Data shown:
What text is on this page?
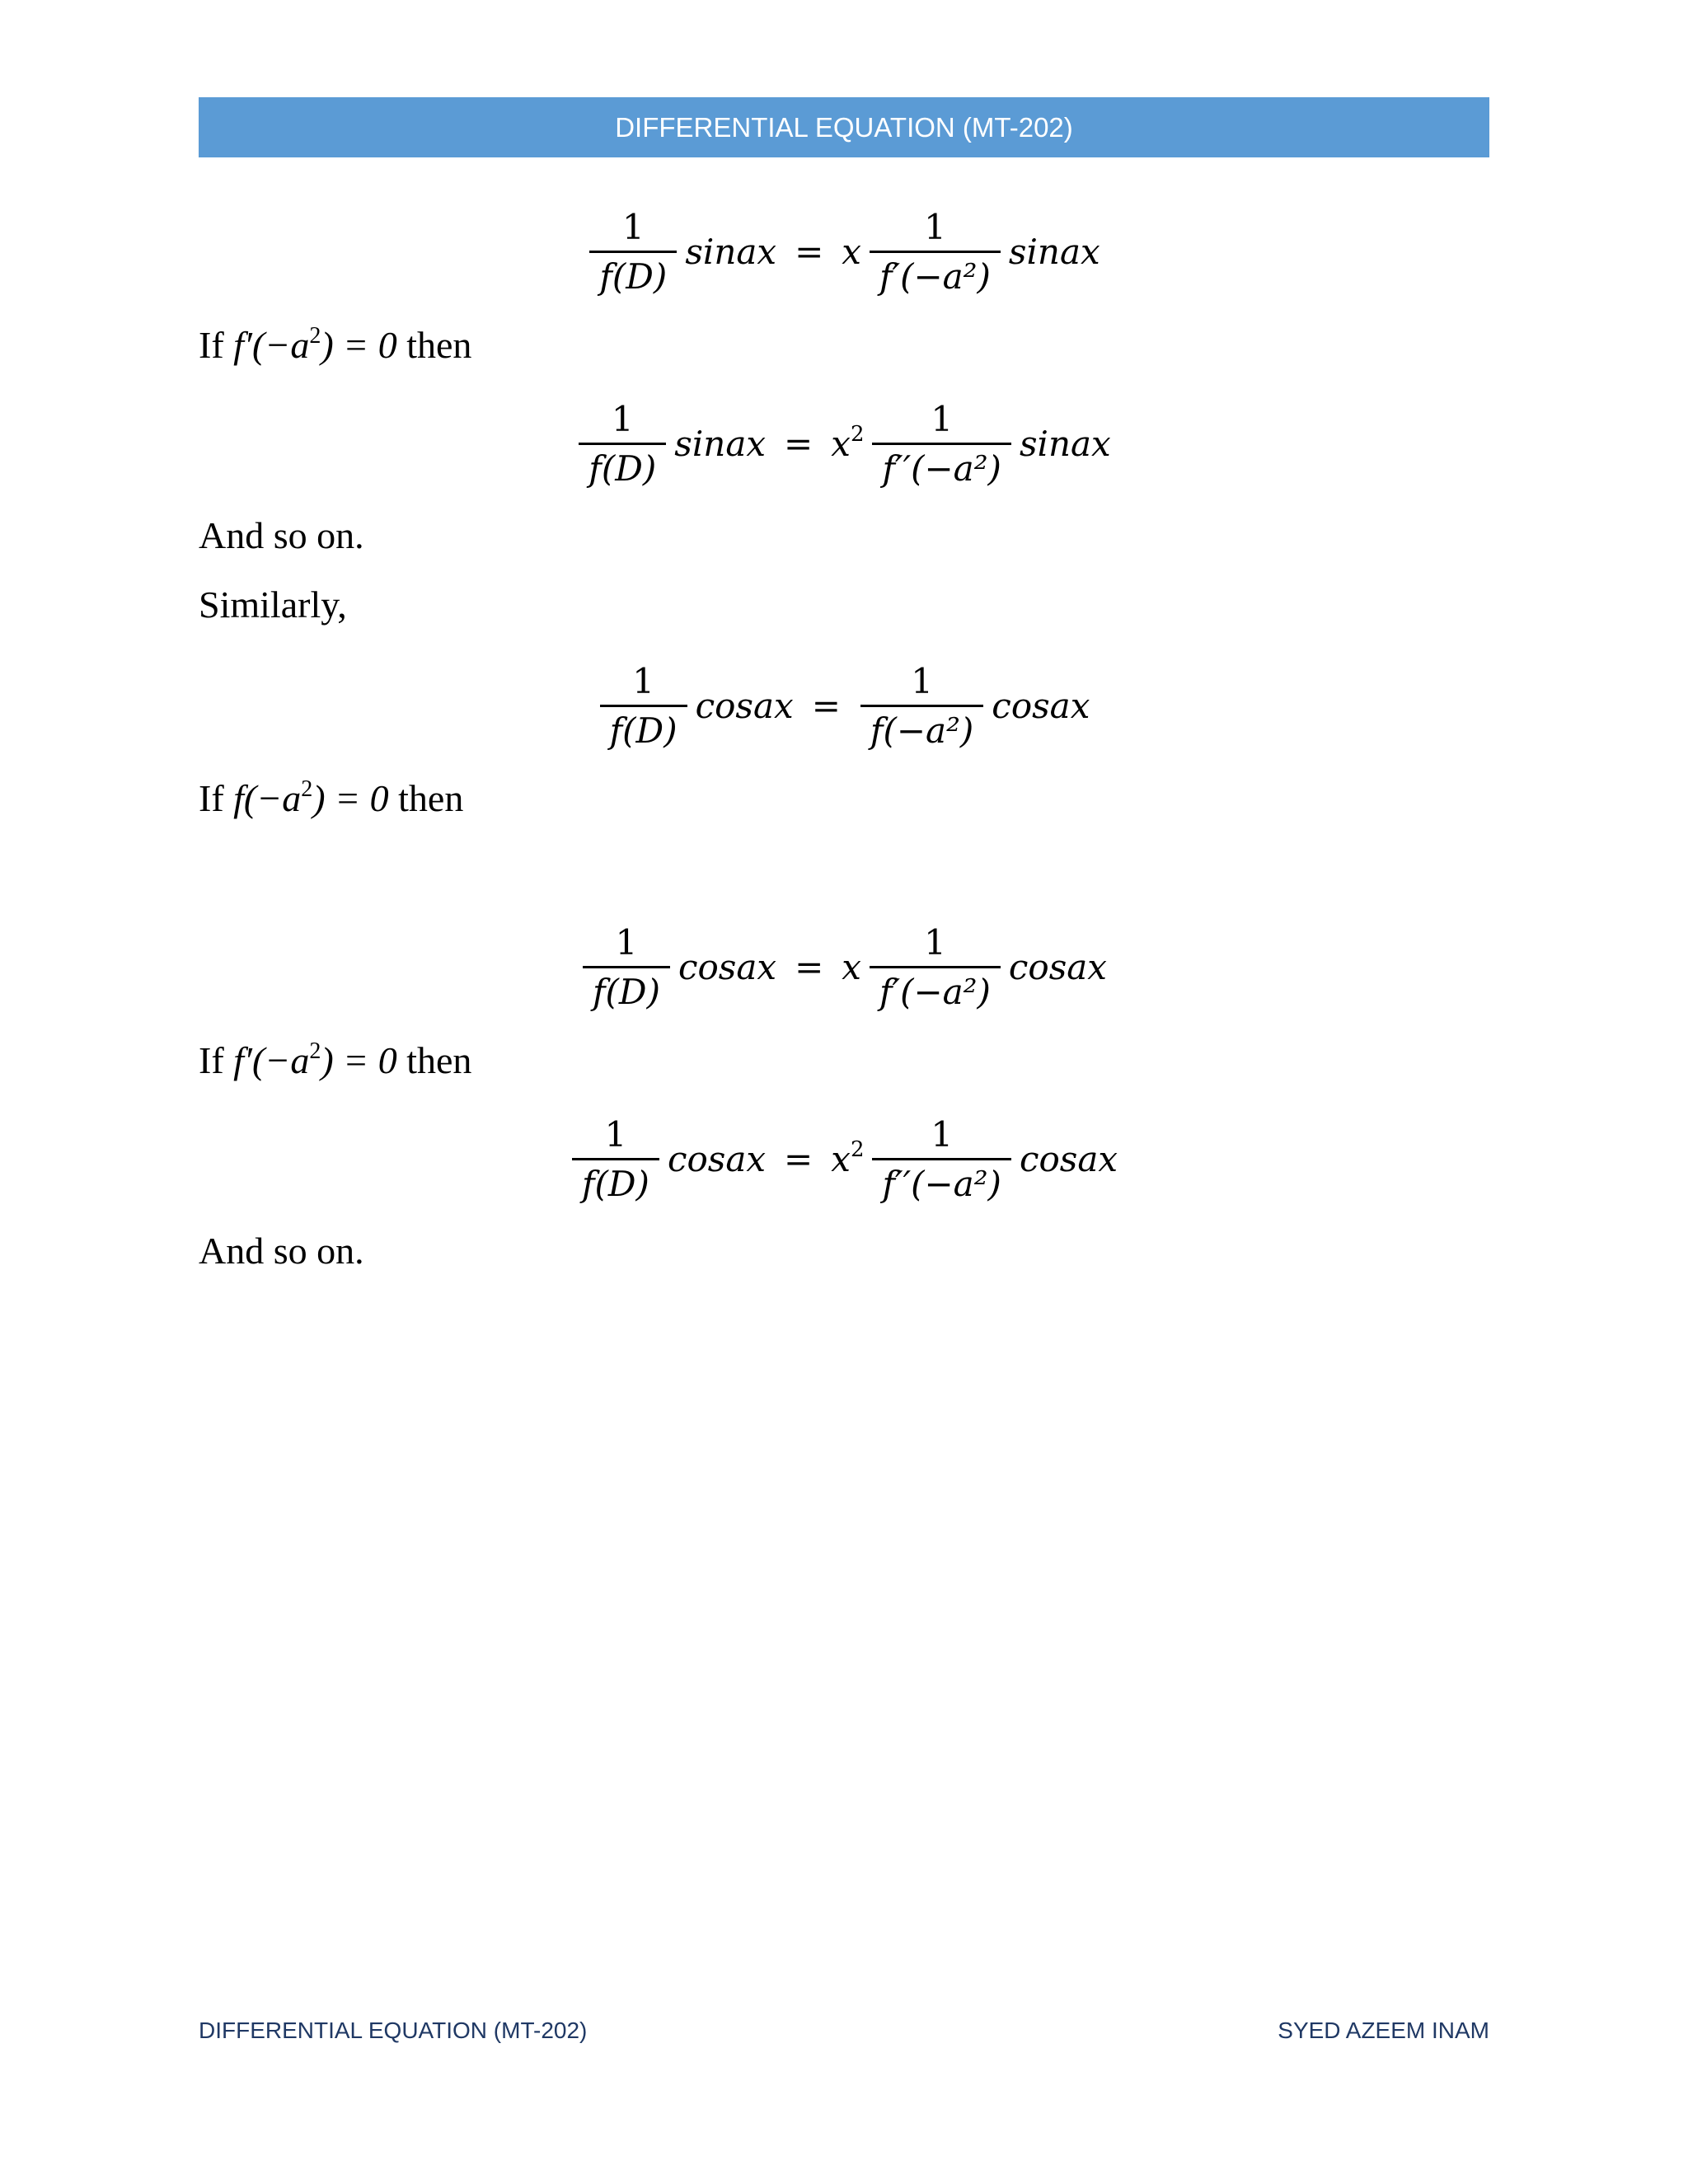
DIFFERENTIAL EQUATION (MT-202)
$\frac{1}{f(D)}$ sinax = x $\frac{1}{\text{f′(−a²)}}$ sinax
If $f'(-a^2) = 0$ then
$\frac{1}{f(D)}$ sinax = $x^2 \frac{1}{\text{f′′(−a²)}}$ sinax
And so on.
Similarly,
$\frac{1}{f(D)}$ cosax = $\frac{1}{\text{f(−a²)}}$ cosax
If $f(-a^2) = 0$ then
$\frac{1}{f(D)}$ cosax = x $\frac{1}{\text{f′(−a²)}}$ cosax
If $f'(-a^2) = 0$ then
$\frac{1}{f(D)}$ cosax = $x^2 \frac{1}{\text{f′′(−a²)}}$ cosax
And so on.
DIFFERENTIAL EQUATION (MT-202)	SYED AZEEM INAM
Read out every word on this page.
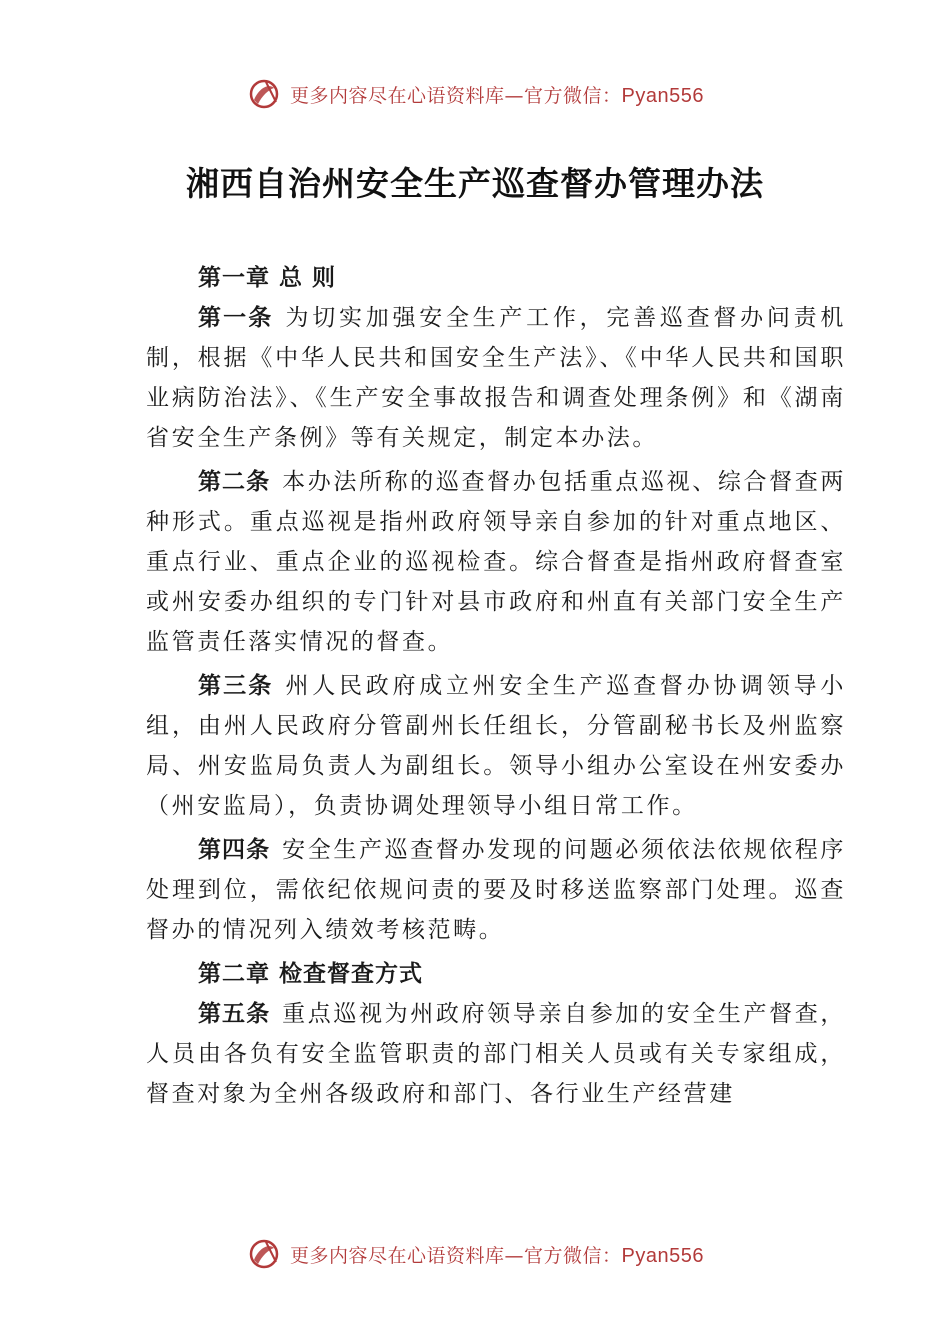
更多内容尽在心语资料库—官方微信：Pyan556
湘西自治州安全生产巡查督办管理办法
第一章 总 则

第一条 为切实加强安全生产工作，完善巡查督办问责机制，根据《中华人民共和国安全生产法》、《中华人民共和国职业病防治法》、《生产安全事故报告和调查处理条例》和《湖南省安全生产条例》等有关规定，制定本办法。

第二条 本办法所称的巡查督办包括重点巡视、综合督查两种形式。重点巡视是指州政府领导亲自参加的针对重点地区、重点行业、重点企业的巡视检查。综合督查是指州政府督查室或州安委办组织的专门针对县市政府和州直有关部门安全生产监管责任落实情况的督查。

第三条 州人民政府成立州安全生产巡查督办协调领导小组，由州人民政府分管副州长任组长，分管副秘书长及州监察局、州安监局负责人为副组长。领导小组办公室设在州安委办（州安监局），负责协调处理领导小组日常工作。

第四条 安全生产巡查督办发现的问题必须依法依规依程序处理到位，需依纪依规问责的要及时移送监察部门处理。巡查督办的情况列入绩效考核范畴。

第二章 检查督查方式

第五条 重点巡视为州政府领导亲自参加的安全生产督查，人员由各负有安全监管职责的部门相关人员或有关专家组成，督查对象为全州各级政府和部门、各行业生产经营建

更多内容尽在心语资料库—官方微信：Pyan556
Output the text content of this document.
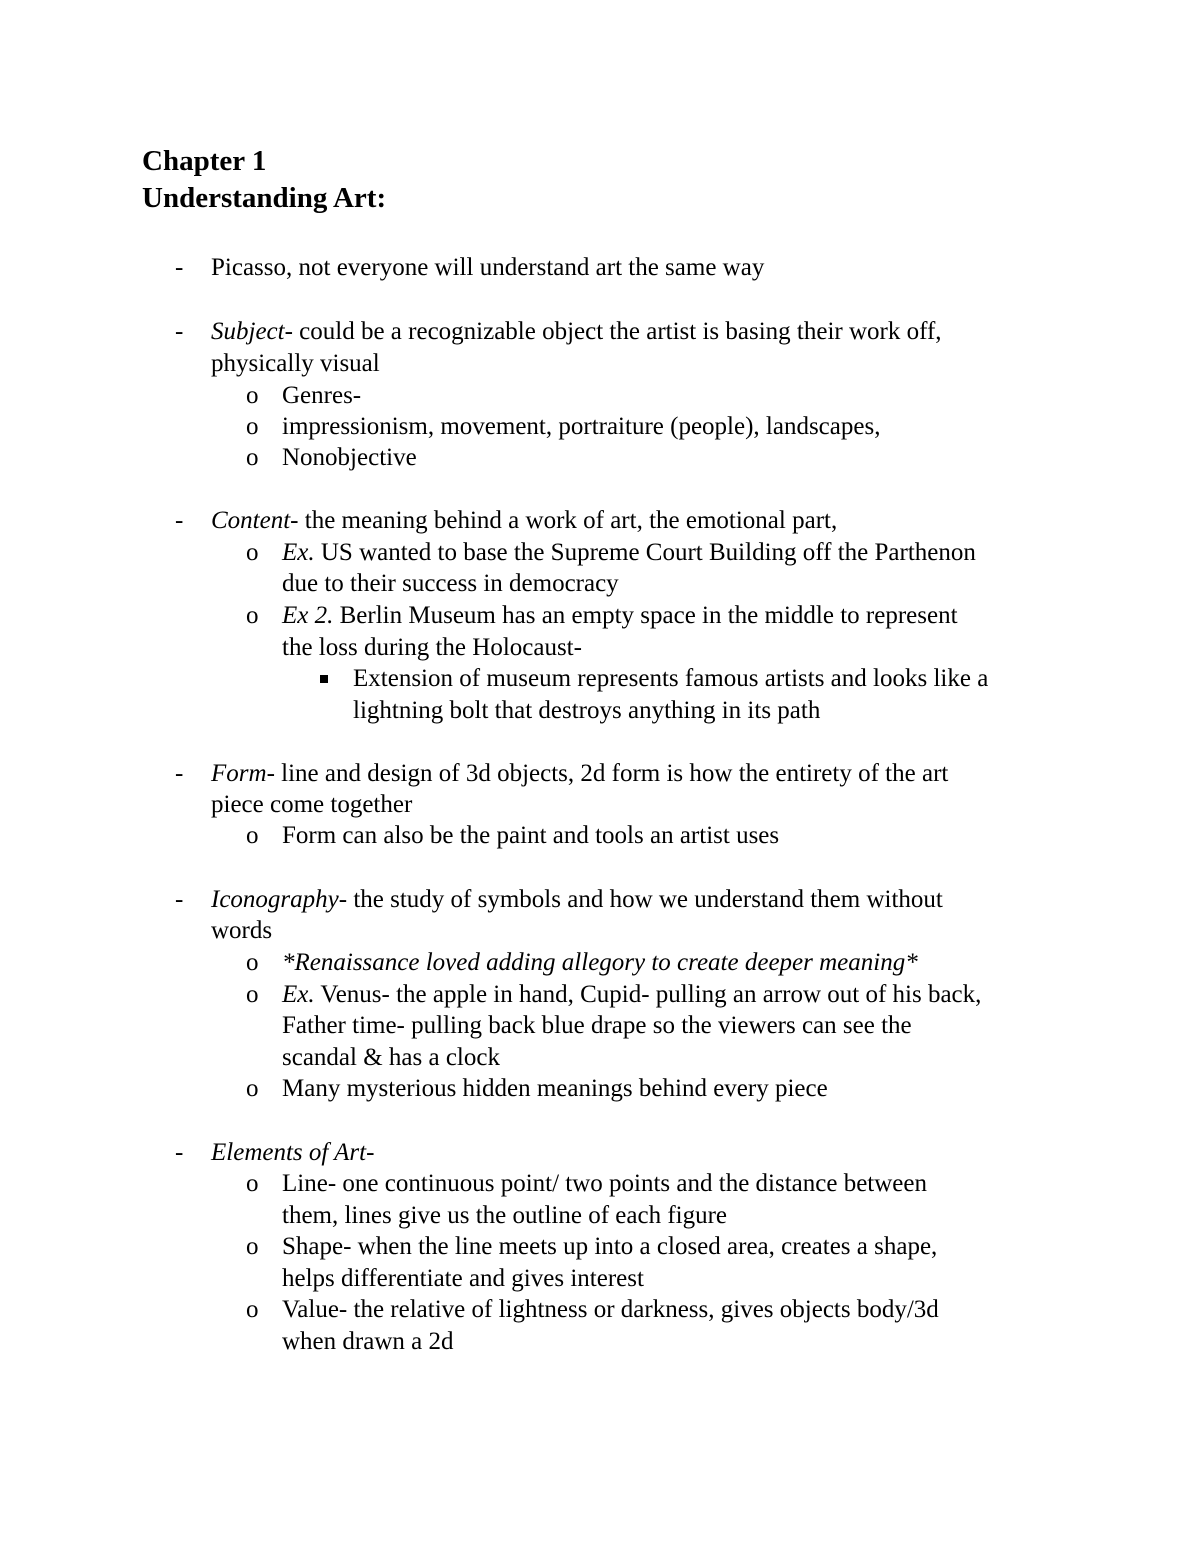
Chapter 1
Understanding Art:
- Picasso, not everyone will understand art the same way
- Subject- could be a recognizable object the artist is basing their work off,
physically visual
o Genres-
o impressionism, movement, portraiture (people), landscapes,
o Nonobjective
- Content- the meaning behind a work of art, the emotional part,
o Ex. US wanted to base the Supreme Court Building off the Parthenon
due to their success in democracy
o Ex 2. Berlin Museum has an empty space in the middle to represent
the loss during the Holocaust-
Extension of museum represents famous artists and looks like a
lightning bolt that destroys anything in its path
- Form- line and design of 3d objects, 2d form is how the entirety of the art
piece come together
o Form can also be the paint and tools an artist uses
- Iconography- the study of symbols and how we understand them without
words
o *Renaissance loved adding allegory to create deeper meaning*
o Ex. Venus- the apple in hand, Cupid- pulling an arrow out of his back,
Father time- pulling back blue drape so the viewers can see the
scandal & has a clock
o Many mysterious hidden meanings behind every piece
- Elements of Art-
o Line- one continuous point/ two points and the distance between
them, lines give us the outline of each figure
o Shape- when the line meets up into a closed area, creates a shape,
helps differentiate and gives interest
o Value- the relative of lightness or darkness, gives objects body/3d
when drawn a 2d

The problem: Give only the count of lines in which the string "text" appears.

Expected answer: 7